▶ _Records supplied_:
_ _ _ _ _ _ _
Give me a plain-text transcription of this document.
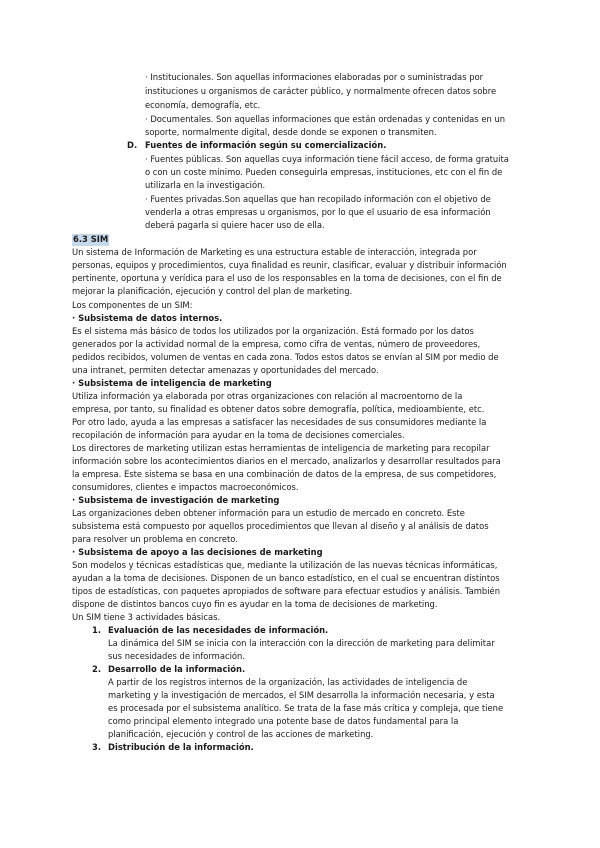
· Institucionales. Son aquellas informaciones elaboradas por o suministradas por
instituciones u organismos de carácter público, y normalmente ofrecen datos sobre
economía, demografía, etc.
· Documentales. Son aquellas informaciones que están ordenadas y contenidas en un
soporte, normalmente digital, desde donde se exponen o transmiten.
D. Fuentes de información según su comercialización.
· Fuentes públicas. Son aquellas cuya información tiene fácil acceso, de forma gratuita
o con un coste mínimo. Pueden conseguirla empresas, instituciones, etc con el fin de
utilizarla en la investigación.
· Fuentes privadas.Son aquellas que han recopilado información con el objetivo de
venderla a otras empresas u organismos, por lo que el usuario de esa información
deberá pagarla si quiere hacer uso de ella.
6.3 SIM
Un sistema de Información de Marketing es una estructura estable de interacción, integrada por
personas, equipos y procedimientos, cuya finalidad es reunir, clasificar, evaluar y distribuir información
pertinente, oportuna y verídica para el uso de los responsables en la toma de decisiones, con el fin de
mejorar la planificación, ejecución y control del plan de marketing.
Los componentes de un SIM:
· Subsistema de datos internos.
Es el sistema más básico de todos los utilizados por la organización. Está formado por los datos
generados por la actividad normal de la empresa, como cifra de ventas, número de proveedores,
pedidos recibidos, volumen de ventas en cada zona. Todos estos datos se envían al SIM por medio de
una intranet, permiten detectar amenazas y oportunidades del mercado.
· Subsistema de inteligencia de marketing
Utiliza información ya elaborada por otras organizaciones con relación al macroentorno de la
empresa, por tanto, su finalidad es obtener datos sobre demografía, política, medioambiente, etc.
Por otro lado, ayuda a las empresas a satisfacer las necesidades de sus consumidores mediante la
recopilación de información para ayudar en la toma de decisiones comerciales.
Los directores de marketing utilizan estas herramientas de inteligencia de marketing para recopilar
información sobre los acontecimientos diarios en el mercado, analizarlos y desarrollar resultados para
la empresa. Este sistema se basa en una combinación de datos de la empresa, de sus competidores,
consumidores, clientes e impactos macroeconómicos.
· Subsistema de investigación de marketing
Las organizaciones deben obtener información para un estudio de mercado en concreto. Este
subsistema está compuesto por aquellos procedimientos que llevan al diseño y al análisis de datos
para resolver un problema en concreto.
· Subsistema de apoyo a las decisiones de marketing
Son modelos y técnicas estadísticas que, mediante la utilización de las nuevas técnicas informáticas,
ayudan a la toma de decisiones. Disponen de un banco estadístico, en el cual se encuentran distintos
tipos de estadísticas, con paquetes apropiados de software para efectuar estudios y análisis. También
dispone de distintos bancos cuyo fin es ayudar en la toma de decisiones de marketing.
Un SIM tiene 3 actividades básicas.
1. Evaluación de las necesidades de información.
La dinámica del SIM se inicia con la interacción con la dirección de marketing para delimitar
sus necesidades de información.
2. Desarrollo de la información.
A partir de los registros internos de la organización, las actividades de inteligencia de
marketing y la investigación de mercados, el SIM desarrolla la información necesaria, y esta
es procesada por el subsistema analítico. Se trata de la fase más crítica y compleja, que tiene
como principal elemento integrado una potente base de datos fundamental para la
planificación, ejecución y control de las acciones de marketing.
3. Distribución de la información.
_ _ _ _ _ _ _
▶ _The request_: Above are the records. Identify each line that contains the word "actividades".

▶ _Exercise result_:
Un SIM tiene 3 actividades básicas.
A partir de los registros internos de la organización, las actividades de inteligencia de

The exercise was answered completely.